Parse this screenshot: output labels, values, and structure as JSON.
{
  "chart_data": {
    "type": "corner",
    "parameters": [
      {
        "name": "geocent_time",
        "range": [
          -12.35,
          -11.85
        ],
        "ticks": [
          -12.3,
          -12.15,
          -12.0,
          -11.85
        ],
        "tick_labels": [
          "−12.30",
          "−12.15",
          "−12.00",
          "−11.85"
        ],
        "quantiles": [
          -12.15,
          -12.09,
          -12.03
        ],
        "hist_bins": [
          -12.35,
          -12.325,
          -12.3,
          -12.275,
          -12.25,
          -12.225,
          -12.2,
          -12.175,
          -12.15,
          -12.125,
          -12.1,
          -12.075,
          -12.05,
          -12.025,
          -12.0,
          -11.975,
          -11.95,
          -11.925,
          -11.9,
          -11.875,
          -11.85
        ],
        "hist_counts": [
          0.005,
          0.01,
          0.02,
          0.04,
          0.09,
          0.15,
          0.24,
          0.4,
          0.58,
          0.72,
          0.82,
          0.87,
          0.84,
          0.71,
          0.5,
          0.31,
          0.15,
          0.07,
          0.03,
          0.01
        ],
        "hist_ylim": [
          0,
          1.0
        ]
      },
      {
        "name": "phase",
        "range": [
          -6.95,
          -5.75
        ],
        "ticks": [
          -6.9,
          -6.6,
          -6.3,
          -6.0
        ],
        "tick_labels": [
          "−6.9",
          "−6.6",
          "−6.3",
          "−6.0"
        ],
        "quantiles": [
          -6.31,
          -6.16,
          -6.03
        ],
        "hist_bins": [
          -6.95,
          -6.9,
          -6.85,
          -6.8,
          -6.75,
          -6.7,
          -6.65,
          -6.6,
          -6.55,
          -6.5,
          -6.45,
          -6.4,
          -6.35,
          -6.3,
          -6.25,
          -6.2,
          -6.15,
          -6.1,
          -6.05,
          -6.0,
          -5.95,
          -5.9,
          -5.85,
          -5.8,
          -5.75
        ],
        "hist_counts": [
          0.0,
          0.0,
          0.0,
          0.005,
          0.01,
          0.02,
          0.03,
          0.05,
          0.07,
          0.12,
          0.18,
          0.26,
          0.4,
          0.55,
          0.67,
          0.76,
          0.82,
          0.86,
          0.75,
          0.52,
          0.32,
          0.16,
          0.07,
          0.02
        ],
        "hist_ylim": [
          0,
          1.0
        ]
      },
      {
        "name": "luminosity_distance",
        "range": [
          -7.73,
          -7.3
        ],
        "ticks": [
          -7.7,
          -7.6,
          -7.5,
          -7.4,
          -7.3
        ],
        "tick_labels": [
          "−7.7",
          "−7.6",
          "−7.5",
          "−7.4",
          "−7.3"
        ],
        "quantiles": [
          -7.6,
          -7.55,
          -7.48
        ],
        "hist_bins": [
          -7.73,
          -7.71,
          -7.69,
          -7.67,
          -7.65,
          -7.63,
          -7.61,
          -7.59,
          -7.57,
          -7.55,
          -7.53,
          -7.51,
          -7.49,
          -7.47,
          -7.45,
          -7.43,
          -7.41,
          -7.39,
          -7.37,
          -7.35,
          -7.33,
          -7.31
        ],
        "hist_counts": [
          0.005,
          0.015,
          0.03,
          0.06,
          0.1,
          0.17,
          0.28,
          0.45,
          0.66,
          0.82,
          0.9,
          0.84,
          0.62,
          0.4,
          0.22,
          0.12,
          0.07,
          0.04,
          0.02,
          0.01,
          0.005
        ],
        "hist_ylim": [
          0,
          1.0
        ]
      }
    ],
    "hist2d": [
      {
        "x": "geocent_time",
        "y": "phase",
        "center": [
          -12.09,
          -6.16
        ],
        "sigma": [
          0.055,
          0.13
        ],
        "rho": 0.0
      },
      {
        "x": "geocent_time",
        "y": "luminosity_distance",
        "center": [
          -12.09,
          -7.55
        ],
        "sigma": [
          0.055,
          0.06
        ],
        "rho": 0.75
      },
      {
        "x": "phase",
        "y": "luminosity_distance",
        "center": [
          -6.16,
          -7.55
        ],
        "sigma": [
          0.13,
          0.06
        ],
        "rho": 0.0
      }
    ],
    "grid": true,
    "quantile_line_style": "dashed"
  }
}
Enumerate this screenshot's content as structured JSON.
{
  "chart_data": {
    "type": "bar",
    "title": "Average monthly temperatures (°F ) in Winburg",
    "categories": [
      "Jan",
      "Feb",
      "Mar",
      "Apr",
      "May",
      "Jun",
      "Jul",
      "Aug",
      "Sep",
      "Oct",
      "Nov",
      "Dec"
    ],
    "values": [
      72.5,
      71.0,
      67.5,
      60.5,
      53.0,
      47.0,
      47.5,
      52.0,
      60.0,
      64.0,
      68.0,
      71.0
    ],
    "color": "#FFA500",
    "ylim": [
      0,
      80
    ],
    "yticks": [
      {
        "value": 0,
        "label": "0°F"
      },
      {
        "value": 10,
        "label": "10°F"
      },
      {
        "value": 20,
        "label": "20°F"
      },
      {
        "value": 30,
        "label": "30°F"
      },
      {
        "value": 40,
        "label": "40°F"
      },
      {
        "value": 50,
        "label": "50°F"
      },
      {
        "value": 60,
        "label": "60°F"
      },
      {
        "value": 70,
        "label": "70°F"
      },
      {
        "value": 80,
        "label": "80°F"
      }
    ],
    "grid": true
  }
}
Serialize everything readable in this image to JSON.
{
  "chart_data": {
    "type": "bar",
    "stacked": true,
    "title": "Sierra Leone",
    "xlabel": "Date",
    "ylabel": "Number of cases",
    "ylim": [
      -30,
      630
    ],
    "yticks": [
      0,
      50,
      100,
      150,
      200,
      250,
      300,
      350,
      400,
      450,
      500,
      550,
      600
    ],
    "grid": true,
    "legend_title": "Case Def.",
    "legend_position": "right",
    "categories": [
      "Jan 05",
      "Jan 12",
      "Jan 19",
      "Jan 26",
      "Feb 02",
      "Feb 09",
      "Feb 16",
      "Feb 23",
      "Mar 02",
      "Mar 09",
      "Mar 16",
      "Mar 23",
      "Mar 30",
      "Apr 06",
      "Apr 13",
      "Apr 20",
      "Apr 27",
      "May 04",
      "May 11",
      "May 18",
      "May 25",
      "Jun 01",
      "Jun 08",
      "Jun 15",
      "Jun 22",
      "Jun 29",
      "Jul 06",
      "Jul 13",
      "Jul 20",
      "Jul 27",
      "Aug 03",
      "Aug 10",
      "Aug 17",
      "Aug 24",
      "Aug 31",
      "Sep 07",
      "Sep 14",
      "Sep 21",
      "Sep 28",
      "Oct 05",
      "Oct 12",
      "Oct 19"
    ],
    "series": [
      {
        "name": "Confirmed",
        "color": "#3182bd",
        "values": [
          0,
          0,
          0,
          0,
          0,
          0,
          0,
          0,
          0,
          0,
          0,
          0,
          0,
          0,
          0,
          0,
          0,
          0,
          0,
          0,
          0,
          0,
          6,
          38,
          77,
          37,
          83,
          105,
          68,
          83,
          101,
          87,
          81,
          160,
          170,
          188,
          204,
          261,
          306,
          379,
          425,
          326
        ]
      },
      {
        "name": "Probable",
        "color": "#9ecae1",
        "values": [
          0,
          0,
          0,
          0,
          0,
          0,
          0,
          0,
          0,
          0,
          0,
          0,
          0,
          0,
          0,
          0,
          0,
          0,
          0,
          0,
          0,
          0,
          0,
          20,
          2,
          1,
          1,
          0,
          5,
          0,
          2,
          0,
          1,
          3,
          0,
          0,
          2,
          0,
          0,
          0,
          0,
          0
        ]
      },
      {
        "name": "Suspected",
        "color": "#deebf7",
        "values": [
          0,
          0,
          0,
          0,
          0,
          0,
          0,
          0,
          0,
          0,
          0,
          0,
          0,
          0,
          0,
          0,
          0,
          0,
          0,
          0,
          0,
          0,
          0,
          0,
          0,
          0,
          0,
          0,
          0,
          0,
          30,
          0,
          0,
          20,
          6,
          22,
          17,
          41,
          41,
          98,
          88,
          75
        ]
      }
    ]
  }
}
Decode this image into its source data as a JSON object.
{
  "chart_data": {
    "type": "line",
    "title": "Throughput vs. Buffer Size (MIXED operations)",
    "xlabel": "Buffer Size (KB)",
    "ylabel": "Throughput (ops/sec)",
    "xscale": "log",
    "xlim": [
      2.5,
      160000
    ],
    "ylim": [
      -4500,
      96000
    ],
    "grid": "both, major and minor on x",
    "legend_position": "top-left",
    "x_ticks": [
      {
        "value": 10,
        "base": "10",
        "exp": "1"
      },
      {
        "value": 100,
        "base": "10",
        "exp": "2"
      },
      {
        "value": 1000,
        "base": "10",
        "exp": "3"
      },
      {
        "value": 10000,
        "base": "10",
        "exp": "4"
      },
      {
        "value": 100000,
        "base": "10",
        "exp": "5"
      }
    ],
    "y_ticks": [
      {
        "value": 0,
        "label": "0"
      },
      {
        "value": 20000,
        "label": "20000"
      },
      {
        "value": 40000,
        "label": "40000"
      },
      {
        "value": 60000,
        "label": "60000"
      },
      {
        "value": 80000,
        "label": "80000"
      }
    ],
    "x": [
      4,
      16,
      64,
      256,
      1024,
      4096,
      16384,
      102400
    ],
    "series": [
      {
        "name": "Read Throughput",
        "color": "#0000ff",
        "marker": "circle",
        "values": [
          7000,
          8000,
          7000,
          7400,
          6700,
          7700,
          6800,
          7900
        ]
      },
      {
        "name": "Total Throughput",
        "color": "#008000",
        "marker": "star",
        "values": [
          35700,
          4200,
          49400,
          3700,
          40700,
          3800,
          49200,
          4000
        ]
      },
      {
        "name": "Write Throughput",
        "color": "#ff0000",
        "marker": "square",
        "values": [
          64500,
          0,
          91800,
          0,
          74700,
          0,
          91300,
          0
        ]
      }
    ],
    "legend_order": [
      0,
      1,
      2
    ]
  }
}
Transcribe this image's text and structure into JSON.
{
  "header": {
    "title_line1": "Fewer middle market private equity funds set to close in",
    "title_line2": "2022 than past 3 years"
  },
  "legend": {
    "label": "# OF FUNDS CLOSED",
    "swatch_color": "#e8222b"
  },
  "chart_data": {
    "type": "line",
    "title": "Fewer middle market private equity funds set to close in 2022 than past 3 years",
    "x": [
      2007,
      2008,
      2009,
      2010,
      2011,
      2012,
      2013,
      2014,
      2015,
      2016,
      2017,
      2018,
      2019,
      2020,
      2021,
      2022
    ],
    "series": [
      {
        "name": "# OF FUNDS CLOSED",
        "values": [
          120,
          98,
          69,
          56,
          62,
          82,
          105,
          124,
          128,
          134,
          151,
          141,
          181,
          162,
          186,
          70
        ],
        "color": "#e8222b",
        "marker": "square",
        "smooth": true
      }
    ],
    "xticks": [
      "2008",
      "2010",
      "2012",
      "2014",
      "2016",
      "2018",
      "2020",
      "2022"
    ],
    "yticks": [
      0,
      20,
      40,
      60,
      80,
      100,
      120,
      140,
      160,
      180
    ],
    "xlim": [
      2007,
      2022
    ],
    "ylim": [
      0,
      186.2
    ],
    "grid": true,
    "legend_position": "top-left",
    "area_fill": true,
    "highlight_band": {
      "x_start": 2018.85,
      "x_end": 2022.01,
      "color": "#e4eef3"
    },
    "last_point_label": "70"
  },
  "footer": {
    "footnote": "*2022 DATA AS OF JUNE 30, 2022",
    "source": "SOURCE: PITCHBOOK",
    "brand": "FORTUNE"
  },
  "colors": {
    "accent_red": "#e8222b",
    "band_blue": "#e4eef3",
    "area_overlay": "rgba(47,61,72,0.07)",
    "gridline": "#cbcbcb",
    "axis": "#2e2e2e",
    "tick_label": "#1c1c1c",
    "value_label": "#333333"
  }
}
******************************
Task prompt: Each line that holds the word "middle" is to be copied.

Exercise answer:
    "title_line1": "Fewer middle market private equity funds set to close in",
    "title": "Fewer middle market private equity funds set to close in 2022 than past 3 years",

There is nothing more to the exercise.